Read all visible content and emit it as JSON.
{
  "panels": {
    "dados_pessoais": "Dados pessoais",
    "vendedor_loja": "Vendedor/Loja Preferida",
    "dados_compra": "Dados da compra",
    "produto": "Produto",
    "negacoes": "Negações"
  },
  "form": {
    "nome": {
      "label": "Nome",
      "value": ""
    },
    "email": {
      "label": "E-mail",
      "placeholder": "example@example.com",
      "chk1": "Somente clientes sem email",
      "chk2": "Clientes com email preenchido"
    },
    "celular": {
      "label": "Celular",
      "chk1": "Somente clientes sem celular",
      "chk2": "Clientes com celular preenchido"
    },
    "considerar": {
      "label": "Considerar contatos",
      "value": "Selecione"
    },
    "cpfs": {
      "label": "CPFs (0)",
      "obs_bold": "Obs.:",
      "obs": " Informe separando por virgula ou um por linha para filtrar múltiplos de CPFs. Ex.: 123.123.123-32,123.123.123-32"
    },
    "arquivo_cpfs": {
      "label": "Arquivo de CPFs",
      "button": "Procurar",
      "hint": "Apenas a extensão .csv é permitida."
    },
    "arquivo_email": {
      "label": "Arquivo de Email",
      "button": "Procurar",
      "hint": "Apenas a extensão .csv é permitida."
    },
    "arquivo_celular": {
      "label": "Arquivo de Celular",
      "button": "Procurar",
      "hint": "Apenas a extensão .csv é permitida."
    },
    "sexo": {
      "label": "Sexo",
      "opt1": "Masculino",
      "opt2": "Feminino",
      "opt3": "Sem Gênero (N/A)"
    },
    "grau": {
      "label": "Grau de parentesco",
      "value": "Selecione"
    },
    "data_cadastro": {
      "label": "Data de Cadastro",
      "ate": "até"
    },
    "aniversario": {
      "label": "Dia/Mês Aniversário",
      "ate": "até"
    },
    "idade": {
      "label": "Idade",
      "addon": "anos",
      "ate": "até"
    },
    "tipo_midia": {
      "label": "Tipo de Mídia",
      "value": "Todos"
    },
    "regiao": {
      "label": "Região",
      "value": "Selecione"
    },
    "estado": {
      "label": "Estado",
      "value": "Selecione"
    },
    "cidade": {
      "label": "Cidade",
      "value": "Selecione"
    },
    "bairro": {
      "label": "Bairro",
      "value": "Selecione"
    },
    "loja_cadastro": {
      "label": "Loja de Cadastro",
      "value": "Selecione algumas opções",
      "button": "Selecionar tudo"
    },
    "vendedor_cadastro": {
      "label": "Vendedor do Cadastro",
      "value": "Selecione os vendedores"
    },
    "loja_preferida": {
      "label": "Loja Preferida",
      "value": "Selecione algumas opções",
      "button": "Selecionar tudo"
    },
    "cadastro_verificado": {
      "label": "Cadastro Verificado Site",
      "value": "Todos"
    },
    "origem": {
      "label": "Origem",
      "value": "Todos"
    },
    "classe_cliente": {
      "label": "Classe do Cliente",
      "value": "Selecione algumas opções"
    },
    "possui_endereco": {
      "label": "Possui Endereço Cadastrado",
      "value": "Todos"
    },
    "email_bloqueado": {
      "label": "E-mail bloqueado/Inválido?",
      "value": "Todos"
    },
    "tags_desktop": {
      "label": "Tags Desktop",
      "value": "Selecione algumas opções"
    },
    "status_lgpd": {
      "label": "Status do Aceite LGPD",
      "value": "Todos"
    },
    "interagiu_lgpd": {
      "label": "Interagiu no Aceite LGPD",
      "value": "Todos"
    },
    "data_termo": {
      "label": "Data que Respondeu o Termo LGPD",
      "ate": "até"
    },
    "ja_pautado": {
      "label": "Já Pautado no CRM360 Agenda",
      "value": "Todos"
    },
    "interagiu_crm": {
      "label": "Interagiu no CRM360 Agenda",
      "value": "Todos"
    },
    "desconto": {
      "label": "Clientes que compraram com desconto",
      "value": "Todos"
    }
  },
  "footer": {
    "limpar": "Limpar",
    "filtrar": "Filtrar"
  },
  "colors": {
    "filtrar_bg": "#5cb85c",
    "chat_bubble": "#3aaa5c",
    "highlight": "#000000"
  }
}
---
# PROBLEM DESCRIPTION
Quote each line above in full, word for word.

# FINISHED EXERCISE
Read all visible content and emit it as JSON.
{
  "panels": {
    "dados_pessoais": "Dados pessoais",
    "vendedor_loja": "Vendedor/Loja Preferida",
    "dados_compra": "Dados da compra",
    "produto": "Produto",
    "negacoes": "Negações"
  },
  "form": {
    "nome": {
      "label": "Nome",
      "value": ""
    },
    "email": {
      "label": "E-mail",
      "placeholder": "example@example.com",
      "chk1": "Somente clientes sem email",
      "chk2": "Clientes com email preenchido"
    },
    "celular": {
      "label": "Celular",
      "chk1": "Somente clientes sem celular",
      "chk2": "Clientes com celular preenchido"
    },
    "considerar": {
      "label": "Considerar contatos",
      "value": "Selecione"
    },
    "cpfs": {
      "label": "CPFs (0)",
      "obs_bold": "Obs.:",
      "obs": " Informe separando por virgula ou um por linha para filtrar múltiplos de CPFs. Ex.: 123.123.123-32,123.123.123-32"
    },
    "arquivo_cpfs": {
      "label": "Arquivo de CPFs",
      "button": "Procurar",
      "hint": "Apenas a extensão .csv é permitida."
    },
    "arquivo_email": {
      "label": "Arquivo de Email",
      "button": "Procurar",
      "hint": "Apenas a extensão .csv é permitida."
    },
    "arquivo_celular": {
      "label": "Arquivo de Celular",
      "button": "Procurar",
      "hint": "Apenas a extensão .csv é permitida."
    },
    "sexo": {
      "label": "Sexo",
      "opt1": "Masculino",
      "opt2": "Feminino",
      "opt3": "Sem Gênero (N/A)"
    },
    "grau": {
      "label": "Grau de parentesco",
      "value": "Selecione"
    },
    "data_cadastro": {
      "label": "Data de Cadastro",
      "ate": "até"
    },
    "aniversario": {
      "label": "Dia/Mês Aniversário",
      "ate": "até"
    },
    "idade": {
      "label": "Idade",
      "addon": "anos",
      "ate": "até"
    },
    "tipo_midia": {
      "label": "Tipo de Mídia",
      "value": "Todos"
    },
    "regiao": {
      "label": "Região",
      "value": "Selecione"
    },
    "estado": {
      "label": "Estado",
      "value": "Selecione"
    },
    "cidade": {
      "label": "Cidade",
      "value": "Selecione"
    },
    "bairro": {
      "label": "Bairro",
      "value": "Selecione"
    },
    "loja_cadastro": {
      "label": "Loja de Cadastro",
      "value": "Selecione algumas opções",
      "button": "Selecionar tudo"
    },
    "vendedor_cadastro": {
      "label": "Vendedor do Cadastro",
      "value": "Selecione os vendedores"
    },
    "loja_preferida": {
      "label": "Loja Preferida",
      "value": "Selecione algumas opções",
      "button": "Selecionar tudo"
    },
    "cadastro_verificado": {
      "label": "Cadastro Verificado Site",
      "value": "Todos"
    },
    "origem": {
      "label": "Origem",
      "value": "Todos"
    },
    "classe_cliente": {
      "label": "Classe do Cliente",
      "value": "Selecione algumas opções"
    },
    "possui_endereco": {
      "label": "Possui Endereço Cadastrado",
      "value": "Todos"
    },
    "email_bloqueado": {
      "label": "E-mail bloqueado/Inválido?",
      "value": "Todos"
    },
    "tags_desktop": {
      "label": "Tags Desktop",
      "value": "Selecione algumas opções"
    },
    "status_lgpd": {
      "label": "Status do Aceite LGPD",
      "value": "Todos"
    },
    "interagiu_lgpd": {
      "label": "Interagiu no Aceite LGPD",
      "value": "Todos"
    },
    "data_termo": {
      "label": "Data que Respondeu o Termo LGPD",
      "ate": "até"
    },
    "ja_pautado": {
      "label": "Já Pautado no CRM360 Agenda",
      "value": "Todos"
    },
    "interagiu_crm": {
      "label": "Interagiu no CRM360 Agenda",
      "value": "Todos"
    },
    "desconto": {
      "label": "Clientes que compraram com desconto",
      "value": "Todos"
    }
  },
  "footer": {
    "limpar": "Limpar",
    "filtrar": "Filtrar"
  },
  "colors": {
    "filtrar_bg": "#5cb85c",
    "chat_bubble": "#3aaa5c",
    "highlight": "#000000"
  }
}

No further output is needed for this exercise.